Write the listing below out again exactly, dropping the images.

--- start ---

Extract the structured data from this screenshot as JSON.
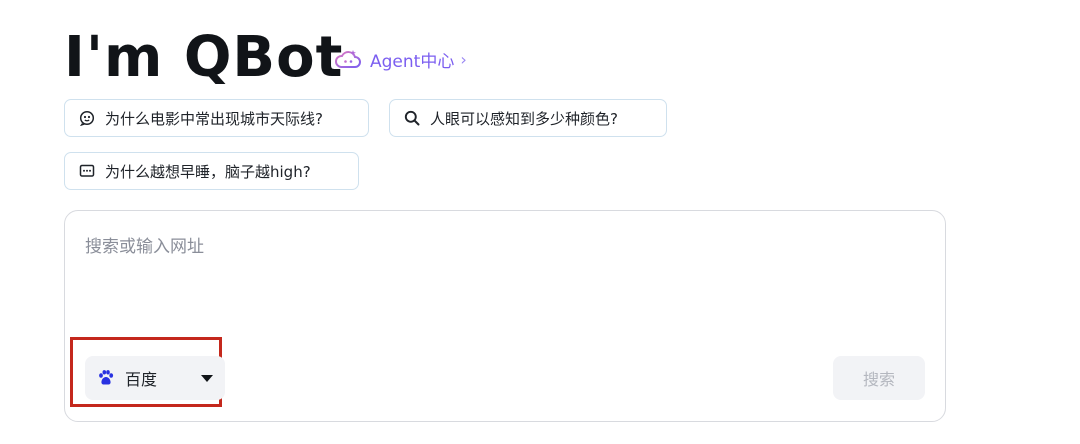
{
  "header": {
    "logo_text": "I'm QBot",
    "agent_link_label": "Agent中心",
    "agent_link_chevron": "›",
    "agent_icon": "cloud-icon"
  },
  "suggestions": [
    {
      "icon": "chat-bubble-icon",
      "text": "为什么电影中常出现城市天际线?"
    },
    {
      "icon": "search-icon",
      "text": "人眼可以感知到多少种颜色?"
    },
    {
      "icon": "message-icon",
      "text": "为什么越想早睡，脑子越high?"
    }
  ],
  "search": {
    "placeholder": "搜索或输入网址",
    "value": "",
    "engine": {
      "icon": "baidu-paw-icon",
      "label": "百度"
    },
    "submit_label": "搜索"
  },
  "colors": {
    "accent": "#7b5ef0",
    "chip_border": "#cfe1ee",
    "highlight": "#c4281c",
    "baidu_blue": "#2932e1"
  }
}
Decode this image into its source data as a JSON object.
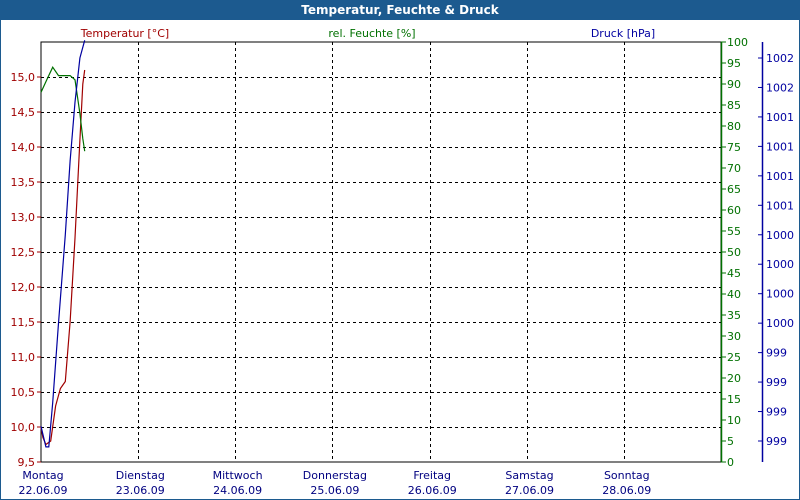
{
  "window": {
    "title": "Temperatur, Feuchte & Druck"
  },
  "colors": {
    "temp": "#a00000",
    "hum": "#007000",
    "press": "#0000a0",
    "grid": "#000000",
    "titlebar": "#1c5a8f"
  },
  "chart_data": {
    "type": "line",
    "title": "Temperatur, Feuchte & Druck",
    "grid": true,
    "x_ticks": [
      {
        "day": "Montag",
        "date": "22.06.09"
      },
      {
        "day": "Dienstag",
        "date": "23.06.09"
      },
      {
        "day": "Mittwoch",
        "date": "24.06.09"
      },
      {
        "day": "Donnerstag",
        "date": "25.06.09"
      },
      {
        "day": "Freitag",
        "date": "26.06.09"
      },
      {
        "day": "Samstag",
        "date": "27.06.09"
      },
      {
        "day": "Sonntag",
        "date": "28.06.09"
      }
    ],
    "xlim_days": [
      0,
      7
    ],
    "axes": {
      "temp": {
        "label": "Temperatur [°C]",
        "ylim": [
          9.5,
          15.5
        ],
        "ticks": [
          "9,5",
          "10,0",
          "10,5",
          "11,0",
          "11,5",
          "12,0",
          "12,5",
          "13,0",
          "13,5",
          "14,0",
          "14,5",
          "15,0"
        ]
      },
      "hum": {
        "label": "rel. Feuchte [%]",
        "ylim": [
          0,
          100
        ],
        "ticks": [
          "0",
          "5",
          "10",
          "15",
          "20",
          "25",
          "30",
          "35",
          "40",
          "45",
          "50",
          "55",
          "60",
          "65",
          "70",
          "75",
          "80",
          "85",
          "90",
          "95",
          "100"
        ]
      },
      "press": {
        "label": "Druck [hPa]",
        "ticks": [
          "999",
          "999",
          "999",
          "999",
          "1000",
          "1000",
          "1000",
          "1000",
          "1001",
          "1001",
          "1001",
          "1001",
          "1002",
          "1002"
        ]
      }
    },
    "series": [
      {
        "name": "Temperatur [°C]",
        "axis": "temp",
        "points": [
          [
            0,
            10.0
          ],
          [
            0.02,
            9.85
          ],
          [
            0.05,
            9.75
          ],
          [
            0.1,
            9.8
          ],
          [
            0.15,
            10.3
          ],
          [
            0.2,
            10.55
          ],
          [
            0.25,
            10.65
          ],
          [
            0.3,
            11.5
          ],
          [
            0.35,
            12.7
          ],
          [
            0.4,
            14.1
          ],
          [
            0.43,
            14.9
          ],
          [
            0.45,
            15.1
          ]
        ]
      },
      {
        "name": "rel. Feuchte [%]",
        "axis": "hum",
        "points": [
          [
            0,
            88
          ],
          [
            0.06,
            91
          ],
          [
            0.12,
            94
          ],
          [
            0.18,
            92
          ],
          [
            0.24,
            92
          ],
          [
            0.3,
            92
          ],
          [
            0.35,
            91
          ],
          [
            0.4,
            83
          ],
          [
            0.43,
            77
          ],
          [
            0.45,
            74
          ]
        ]
      },
      {
        "name": "Druck [hPa]",
        "axis": "press",
        "ylim_index": [
          0,
          14
        ],
        "points": [
          [
            0,
            0.5
          ],
          [
            0.05,
            -0.2
          ],
          [
            0.08,
            -0.2
          ],
          [
            0.12,
            1.3
          ],
          [
            0.18,
            4.0
          ],
          [
            0.25,
            7.0
          ],
          [
            0.3,
            9.5
          ],
          [
            0.35,
            11.5
          ],
          [
            0.4,
            13.0
          ],
          [
            0.45,
            13.6
          ]
        ]
      }
    ]
  }
}
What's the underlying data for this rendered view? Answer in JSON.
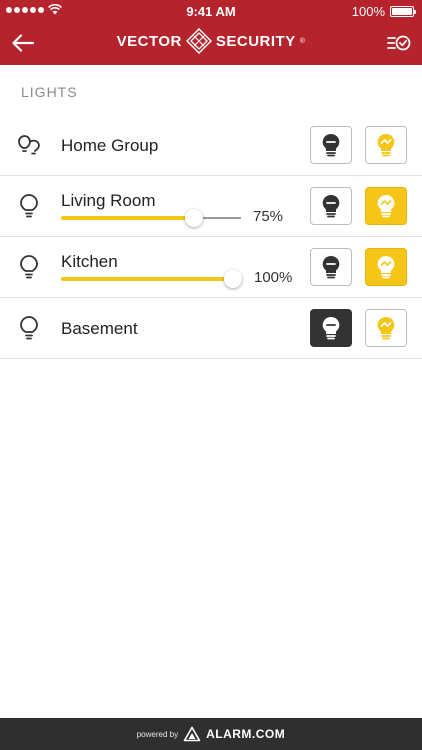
{
  "status": {
    "time": "9:41 AM",
    "battery": "100%"
  },
  "header": {
    "brand_left": "VECTOR",
    "brand_right": "SECURITY",
    "brand_reg": "®"
  },
  "section": {
    "title": "LIGHTS"
  },
  "lights": [
    {
      "name": "Home Group",
      "level": null,
      "state": "none"
    },
    {
      "name": "Living Room",
      "level": 75,
      "level_label": "75%",
      "state": "on"
    },
    {
      "name": "Kitchen",
      "level": 100,
      "level_label": "100%",
      "state": "on"
    },
    {
      "name": "Basement",
      "level": null,
      "state": "off"
    }
  ],
  "footer": {
    "powered_by": "powered by",
    "provider": "ALARM.COM"
  },
  "colors": {
    "header_red": "#b5232c",
    "accent_yellow": "#f5c518",
    "off_dark": "#333333",
    "footer_bg": "#2f2f2f"
  }
}
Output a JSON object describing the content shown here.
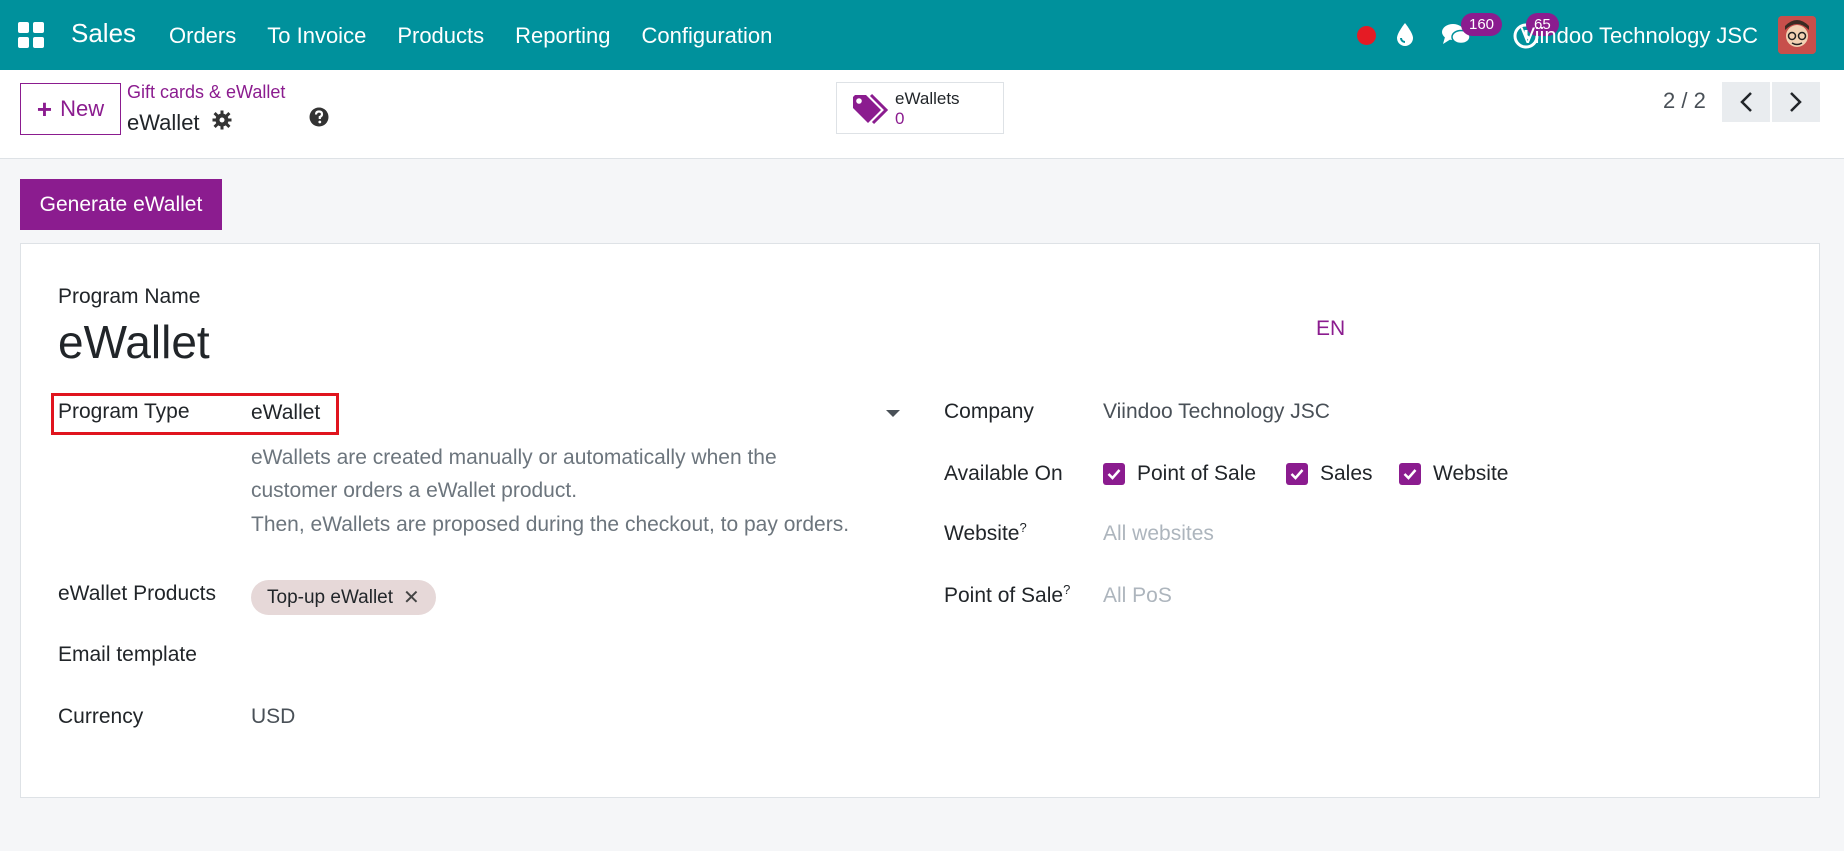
{
  "navbar": {
    "app_name": "Sales",
    "menu": [
      "Orders",
      "To Invoice",
      "Products",
      "Reporting",
      "Configuration"
    ],
    "chat_count": "160",
    "activity_count": "65",
    "company": "Viindoo Technology JSC"
  },
  "control": {
    "new_label": "New",
    "breadcrumb": "Gift cards & eWallet",
    "record_name": "eWallet",
    "stat_label": "eWallets",
    "stat_value": "0",
    "pager": "2 / 2"
  },
  "actions": {
    "generate_label": "Generate eWallet"
  },
  "form": {
    "program_name_label": "Program Name",
    "program_name": "eWallet",
    "lang": "EN",
    "program_type_label": "Program Type",
    "program_type": "eWallet",
    "help_line1": "eWallets are created manually or automatically when the",
    "help_line2": "customer orders a eWallet product.",
    "help_line3": "Then, eWallets are proposed during the checkout, to pay orders.",
    "products_label": "eWallet Products",
    "product_tag": "Top-up eWallet",
    "email_template_label": "Email template",
    "currency_label": "Currency",
    "currency": "USD",
    "company_label": "Company",
    "company": "Viindoo Technology JSC",
    "available_on_label": "Available On",
    "available_on": [
      "Point of Sale",
      "Sales",
      "Website"
    ],
    "website_label": "Website",
    "website_placeholder": "All websites",
    "pos_label": "Point of Sale",
    "pos_placeholder": "All PoS",
    "tooltip_mark": "?"
  },
  "colors": {
    "navbar": "#00919c",
    "primary": "#8b1c8f",
    "highlight": "#e0141e"
  }
}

--- end ---

Result of this task:
Extract the structured data from this screenshot as JSON.
{
  "header": {
    "logo_text": "I'm QBot",
    "agent_link_label": "Agent中心",
    "agent_link_chevron": "›",
    "agent_icon": "cloud-icon"
  },
  "suggestions": [
    {
      "icon": "chat-bubble-icon",
      "text": "为什么电影中常出现城市天际线?"
    },
    {
      "icon": "search-icon",
      "text": "人眼可以感知到多少种颜色?"
    },
    {
      "icon": "message-icon",
      "text": "为什么越想早睡，脑子越high?"
    }
  ],
  "search": {
    "placeholder": "搜索或输入网址",
    "value": "",
    "engine": {
      "icon": "baidu-paw-icon",
      "label": "百度"
    },
    "submit_label": "搜索"
  },
  "colors": {
    "accent": "#7b5ef0",
    "chip_border": "#cfe1ee",
    "highlight": "#c4281c",
    "baidu_blue": "#2932e1"
  }
}
Decode this image into its source data as a JSON object.
{
  "window": {
    "title": "Temperatur, Feuchte & Druck"
  },
  "colors": {
    "temp": "#a00000",
    "hum": "#007000",
    "press": "#0000a0",
    "grid": "#000000",
    "titlebar": "#1c5a8f"
  },
  "chart_data": {
    "type": "line",
    "title": "Temperatur, Feuchte & Druck",
    "grid": true,
    "x_ticks": [
      {
        "day": "Montag",
        "date": "22.06.09"
      },
      {
        "day": "Dienstag",
        "date": "23.06.09"
      },
      {
        "day": "Mittwoch",
        "date": "24.06.09"
      },
      {
        "day": "Donnerstag",
        "date": "25.06.09"
      },
      {
        "day": "Freitag",
        "date": "26.06.09"
      },
      {
        "day": "Samstag",
        "date": "27.06.09"
      },
      {
        "day": "Sonntag",
        "date": "28.06.09"
      }
    ],
    "xlim_days": [
      0,
      7
    ],
    "axes": {
      "temp": {
        "label": "Temperatur [°C]",
        "ylim": [
          9.5,
          15.5
        ],
        "ticks": [
          "9,5",
          "10,0",
          "10,5",
          "11,0",
          "11,5",
          "12,0",
          "12,5",
          "13,0",
          "13,5",
          "14,0",
          "14,5",
          "15,0"
        ]
      },
      "hum": {
        "label": "rel. Feuchte [%]",
        "ylim": [
          0,
          100
        ],
        "ticks": [
          "0",
          "5",
          "10",
          "15",
          "20",
          "25",
          "30",
          "35",
          "40",
          "45",
          "50",
          "55",
          "60",
          "65",
          "70",
          "75",
          "80",
          "85",
          "90",
          "95",
          "100"
        ]
      },
      "press": {
        "label": "Druck [hPa]",
        "ticks": [
          "999",
          "999",
          "999",
          "999",
          "1000",
          "1000",
          "1000",
          "1000",
          "1001",
          "1001",
          "1001",
          "1001",
          "1002",
          "1002"
        ]
      }
    },
    "series": [
      {
        "name": "Temperatur [°C]",
        "axis": "temp",
        "points": [
          [
            0,
            10.0
          ],
          [
            0.02,
            9.85
          ],
          [
            0.05,
            9.75
          ],
          [
            0.1,
            9.8
          ],
          [
            0.15,
            10.3
          ],
          [
            0.2,
            10.55
          ],
          [
            0.25,
            10.65
          ],
          [
            0.3,
            11.5
          ],
          [
            0.35,
            12.7
          ],
          [
            0.4,
            14.1
          ],
          [
            0.43,
            14.9
          ],
          [
            0.45,
            15.1
          ]
        ]
      },
      {
        "name": "rel. Feuchte [%]",
        "axis": "hum",
        "points": [
          [
            0,
            88
          ],
          [
            0.06,
            91
          ],
          [
            0.12,
            94
          ],
          [
            0.18,
            92
          ],
          [
            0.24,
            92
          ],
          [
            0.3,
            92
          ],
          [
            0.35,
            91
          ],
          [
            0.4,
            83
          ],
          [
            0.43,
            77
          ],
          [
            0.45,
            74
          ]
        ]
      },
      {
        "name": "Druck [hPa]",
        "axis": "press",
        "ylim_index": [
          0,
          14
        ],
        "points": [
          [
            0,
            0.5
          ],
          [
            0.05,
            -0.2
          ],
          [
            0.08,
            -0.2
          ],
          [
            0.12,
            1.3
          ],
          [
            0.18,
            4.0
          ],
          [
            0.25,
            7.0
          ],
          [
            0.3,
            9.5
          ],
          [
            0.35,
            11.5
          ],
          [
            0.4,
            13.0
          ],
          [
            0.45,
            13.6
          ]
        ]
      }
    ]
  }
}
What's the underlying data for this rendered view? Answer in JSON.
{
  "status": {
    "time": "9:41 AM",
    "battery": "100%"
  },
  "header": {
    "brand_left": "VECTOR",
    "brand_right": "SECURITY",
    "brand_reg": "®"
  },
  "section": {
    "title": "LIGHTS"
  },
  "lights": [
    {
      "name": "Home Group",
      "level": null,
      "state": "none"
    },
    {
      "name": "Living Room",
      "level": 75,
      "level_label": "75%",
      "state": "on"
    },
    {
      "name": "Kitchen",
      "level": 100,
      "level_label": "100%",
      "state": "on"
    },
    {
      "name": "Basement",
      "level": null,
      "state": "off"
    }
  ],
  "footer": {
    "powered_by": "powered by",
    "provider": "ALARM.COM"
  },
  "colors": {
    "header_red": "#b5232c",
    "accent_yellow": "#f5c518",
    "off_dark": "#333333",
    "footer_bg": "#2f2f2f"
  }
}
Output a JSON object describing the content shown here.
{
  "navbar": {
    "app_name": "Sales",
    "menu": [
      "Orders",
      "To Invoice",
      "Products",
      "Reporting",
      "Configuration"
    ],
    "chat_count": "160",
    "activity_count": "65",
    "company": "Viindoo Technology JSC"
  },
  "control": {
    "new_label": "New",
    "breadcrumb": "Gift cards & eWallet",
    "record_name": "eWallet",
    "stat_label": "eWallets",
    "stat_value": "0",
    "pager": "2 / 2"
  },
  "actions": {
    "generate_label": "Generate eWallet"
  },
  "form": {
    "program_name_label": "Program Name",
    "program_name": "eWallet",
    "lang": "EN",
    "program_type_label": "Program Type",
    "program_type": "eWallet",
    "help_line1": "eWallets are created manually or automatically when the",
    "help_line2": "customer orders a eWallet product.",
    "help_line3": "Then, eWallets are proposed during the checkout, to pay orders.",
    "products_label": "eWallet Products",
    "product_tag": "Top-up eWallet",
    "email_template_label": "Email template",
    "currency_label": "Currency",
    "currency": "USD",
    "company_label": "Company",
    "company": "Viindoo Technology JSC",
    "available_on_label": "Available On",
    "available_on": [
      "Point of Sale",
      "Sales",
      "Website"
    ],
    "website_label": "Website",
    "website_placeholder": "All websites",
    "pos_label": "Point of Sale",
    "pos_placeholder": "All PoS",
    "tooltip_mark": "?"
  },
  "colors": {
    "navbar": "#00919c",
    "primary": "#8b1c8f",
    "highlight": "#e0141e"
  }
}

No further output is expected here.